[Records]
________________________________________
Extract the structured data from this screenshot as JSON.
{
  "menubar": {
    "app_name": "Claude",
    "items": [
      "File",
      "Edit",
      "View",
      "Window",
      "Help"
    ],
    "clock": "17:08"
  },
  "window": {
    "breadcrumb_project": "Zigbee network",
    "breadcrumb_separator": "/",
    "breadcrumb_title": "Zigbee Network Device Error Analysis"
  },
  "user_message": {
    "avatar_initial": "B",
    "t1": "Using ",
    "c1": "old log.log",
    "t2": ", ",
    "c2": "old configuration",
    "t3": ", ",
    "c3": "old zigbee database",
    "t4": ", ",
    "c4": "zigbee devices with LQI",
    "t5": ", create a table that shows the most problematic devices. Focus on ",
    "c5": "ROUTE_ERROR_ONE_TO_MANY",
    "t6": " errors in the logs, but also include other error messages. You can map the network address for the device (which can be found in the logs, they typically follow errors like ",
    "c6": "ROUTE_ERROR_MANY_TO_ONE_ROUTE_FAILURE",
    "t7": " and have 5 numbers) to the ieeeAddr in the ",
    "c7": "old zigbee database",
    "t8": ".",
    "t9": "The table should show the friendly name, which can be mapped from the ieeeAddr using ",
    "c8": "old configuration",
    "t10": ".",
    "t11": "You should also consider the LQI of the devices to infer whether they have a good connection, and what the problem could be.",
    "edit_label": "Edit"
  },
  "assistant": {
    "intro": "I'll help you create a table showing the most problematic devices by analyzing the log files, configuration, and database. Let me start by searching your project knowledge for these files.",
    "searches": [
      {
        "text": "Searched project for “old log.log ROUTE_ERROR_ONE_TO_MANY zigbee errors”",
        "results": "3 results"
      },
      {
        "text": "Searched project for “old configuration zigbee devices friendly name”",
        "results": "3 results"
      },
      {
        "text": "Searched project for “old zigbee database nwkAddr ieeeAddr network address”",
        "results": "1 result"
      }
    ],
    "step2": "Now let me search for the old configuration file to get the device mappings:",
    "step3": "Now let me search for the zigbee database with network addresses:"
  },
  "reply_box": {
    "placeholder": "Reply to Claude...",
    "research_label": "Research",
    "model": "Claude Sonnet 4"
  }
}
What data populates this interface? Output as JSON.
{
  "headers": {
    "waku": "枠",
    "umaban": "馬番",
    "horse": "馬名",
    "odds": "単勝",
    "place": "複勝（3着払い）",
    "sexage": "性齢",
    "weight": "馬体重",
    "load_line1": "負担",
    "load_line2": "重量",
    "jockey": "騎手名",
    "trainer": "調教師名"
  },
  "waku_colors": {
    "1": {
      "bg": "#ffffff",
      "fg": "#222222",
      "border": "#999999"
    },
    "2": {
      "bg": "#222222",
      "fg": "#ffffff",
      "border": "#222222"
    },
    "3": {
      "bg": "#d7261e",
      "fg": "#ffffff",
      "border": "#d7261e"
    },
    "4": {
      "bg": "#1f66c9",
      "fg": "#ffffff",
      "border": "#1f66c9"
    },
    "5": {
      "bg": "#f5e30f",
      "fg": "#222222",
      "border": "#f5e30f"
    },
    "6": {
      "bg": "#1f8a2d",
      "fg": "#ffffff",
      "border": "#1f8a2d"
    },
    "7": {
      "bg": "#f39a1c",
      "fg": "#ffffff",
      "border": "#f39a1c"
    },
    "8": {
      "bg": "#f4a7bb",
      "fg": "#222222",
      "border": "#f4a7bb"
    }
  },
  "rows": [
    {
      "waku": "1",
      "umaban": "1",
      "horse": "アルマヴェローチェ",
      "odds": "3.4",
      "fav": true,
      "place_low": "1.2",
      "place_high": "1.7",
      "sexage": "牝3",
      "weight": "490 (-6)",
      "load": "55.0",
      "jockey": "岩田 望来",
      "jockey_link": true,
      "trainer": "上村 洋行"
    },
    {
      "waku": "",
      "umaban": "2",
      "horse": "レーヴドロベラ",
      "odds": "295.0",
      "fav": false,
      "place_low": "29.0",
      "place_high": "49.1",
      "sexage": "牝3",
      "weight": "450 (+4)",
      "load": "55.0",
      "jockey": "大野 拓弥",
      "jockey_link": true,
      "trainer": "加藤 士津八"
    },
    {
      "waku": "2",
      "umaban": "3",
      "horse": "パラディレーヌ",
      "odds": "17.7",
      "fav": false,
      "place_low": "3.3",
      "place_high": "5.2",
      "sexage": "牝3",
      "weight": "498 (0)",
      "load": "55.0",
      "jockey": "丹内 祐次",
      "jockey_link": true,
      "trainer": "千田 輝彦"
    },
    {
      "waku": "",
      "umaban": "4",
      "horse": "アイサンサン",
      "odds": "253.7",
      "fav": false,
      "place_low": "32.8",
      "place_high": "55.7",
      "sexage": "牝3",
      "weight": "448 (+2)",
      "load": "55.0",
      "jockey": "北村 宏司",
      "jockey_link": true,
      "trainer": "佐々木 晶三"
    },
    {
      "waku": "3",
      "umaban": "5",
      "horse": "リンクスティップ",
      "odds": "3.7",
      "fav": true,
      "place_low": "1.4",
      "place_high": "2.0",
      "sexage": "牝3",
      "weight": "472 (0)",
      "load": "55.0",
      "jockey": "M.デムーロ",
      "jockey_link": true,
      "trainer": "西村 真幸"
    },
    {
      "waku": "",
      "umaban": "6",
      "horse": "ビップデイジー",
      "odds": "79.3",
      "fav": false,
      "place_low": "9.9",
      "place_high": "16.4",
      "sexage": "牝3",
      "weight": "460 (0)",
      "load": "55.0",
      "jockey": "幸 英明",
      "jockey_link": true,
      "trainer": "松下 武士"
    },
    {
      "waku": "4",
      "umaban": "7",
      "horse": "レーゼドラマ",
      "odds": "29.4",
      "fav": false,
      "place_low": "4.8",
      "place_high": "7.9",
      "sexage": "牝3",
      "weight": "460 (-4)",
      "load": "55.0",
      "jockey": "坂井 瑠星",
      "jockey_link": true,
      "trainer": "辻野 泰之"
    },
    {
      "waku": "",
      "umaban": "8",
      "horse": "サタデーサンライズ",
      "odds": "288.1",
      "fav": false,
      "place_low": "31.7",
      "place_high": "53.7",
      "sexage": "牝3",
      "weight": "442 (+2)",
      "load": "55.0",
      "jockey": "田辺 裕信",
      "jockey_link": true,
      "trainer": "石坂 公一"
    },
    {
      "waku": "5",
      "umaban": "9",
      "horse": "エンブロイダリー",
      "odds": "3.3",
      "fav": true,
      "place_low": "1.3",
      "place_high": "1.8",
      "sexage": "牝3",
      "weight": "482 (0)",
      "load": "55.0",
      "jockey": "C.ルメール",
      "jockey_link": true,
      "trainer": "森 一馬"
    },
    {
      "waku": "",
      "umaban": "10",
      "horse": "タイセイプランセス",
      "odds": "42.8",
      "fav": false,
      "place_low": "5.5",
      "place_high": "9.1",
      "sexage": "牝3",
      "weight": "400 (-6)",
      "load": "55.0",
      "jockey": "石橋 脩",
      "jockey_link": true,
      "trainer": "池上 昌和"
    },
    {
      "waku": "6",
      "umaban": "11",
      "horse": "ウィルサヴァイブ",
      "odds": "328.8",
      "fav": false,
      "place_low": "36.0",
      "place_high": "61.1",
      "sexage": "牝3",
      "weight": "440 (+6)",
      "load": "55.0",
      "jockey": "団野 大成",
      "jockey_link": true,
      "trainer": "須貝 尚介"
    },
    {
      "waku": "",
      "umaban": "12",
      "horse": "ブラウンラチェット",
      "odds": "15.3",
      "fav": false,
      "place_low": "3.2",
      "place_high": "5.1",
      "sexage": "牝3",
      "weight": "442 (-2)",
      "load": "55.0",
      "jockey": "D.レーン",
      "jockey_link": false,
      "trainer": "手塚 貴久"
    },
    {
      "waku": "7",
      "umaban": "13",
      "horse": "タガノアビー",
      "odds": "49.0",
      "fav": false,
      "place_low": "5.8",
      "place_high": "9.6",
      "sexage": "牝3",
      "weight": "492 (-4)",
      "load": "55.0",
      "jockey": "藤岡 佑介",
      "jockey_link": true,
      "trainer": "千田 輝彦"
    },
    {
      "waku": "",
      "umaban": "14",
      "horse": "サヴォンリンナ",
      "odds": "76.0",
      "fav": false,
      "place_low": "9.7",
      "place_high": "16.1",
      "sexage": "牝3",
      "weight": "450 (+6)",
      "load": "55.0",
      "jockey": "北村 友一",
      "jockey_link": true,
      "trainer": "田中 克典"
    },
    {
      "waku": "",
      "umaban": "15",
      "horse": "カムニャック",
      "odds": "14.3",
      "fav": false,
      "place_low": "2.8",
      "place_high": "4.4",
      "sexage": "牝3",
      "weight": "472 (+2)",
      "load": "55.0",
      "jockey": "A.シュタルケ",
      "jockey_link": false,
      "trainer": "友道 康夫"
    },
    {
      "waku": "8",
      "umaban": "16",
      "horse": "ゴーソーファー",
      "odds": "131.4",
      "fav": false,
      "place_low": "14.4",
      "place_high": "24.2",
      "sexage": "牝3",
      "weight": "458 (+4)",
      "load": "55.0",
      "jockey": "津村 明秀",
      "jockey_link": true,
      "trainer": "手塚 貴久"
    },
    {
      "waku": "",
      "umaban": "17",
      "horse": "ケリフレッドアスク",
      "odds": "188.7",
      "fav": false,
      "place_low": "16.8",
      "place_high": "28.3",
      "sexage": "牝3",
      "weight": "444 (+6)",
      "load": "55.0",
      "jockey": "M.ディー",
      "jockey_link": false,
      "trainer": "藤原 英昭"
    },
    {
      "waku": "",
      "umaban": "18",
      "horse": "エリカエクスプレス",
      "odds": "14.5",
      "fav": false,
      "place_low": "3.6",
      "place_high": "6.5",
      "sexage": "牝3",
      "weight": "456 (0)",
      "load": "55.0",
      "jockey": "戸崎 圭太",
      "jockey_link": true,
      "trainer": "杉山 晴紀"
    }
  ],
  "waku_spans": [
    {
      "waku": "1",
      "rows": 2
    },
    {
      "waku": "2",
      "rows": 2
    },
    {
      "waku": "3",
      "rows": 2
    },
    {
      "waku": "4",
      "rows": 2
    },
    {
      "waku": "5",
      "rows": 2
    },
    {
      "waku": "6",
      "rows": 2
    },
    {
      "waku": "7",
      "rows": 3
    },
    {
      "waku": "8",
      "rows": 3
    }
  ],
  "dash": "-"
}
________________________________________
● To be done: Look for "devices" and pull out every line that has it.

● Reply to the exercise:
    "c4": "zigbee devices with LQI",
    "t5": ", create a table that shows the most problematic devices. Focus on ",
    "t11": "You should also consider the LQI of the devices to infer whether they have a good connection, and what the problem could be.",
    "intro": "I'll help you create a table showing the most problematic devices by analyzing the log files, configuration, and database. Let me start by searching your project knowledge for these files.",
        "text": "Searched project for “old configuration zigbee devices friendly name”",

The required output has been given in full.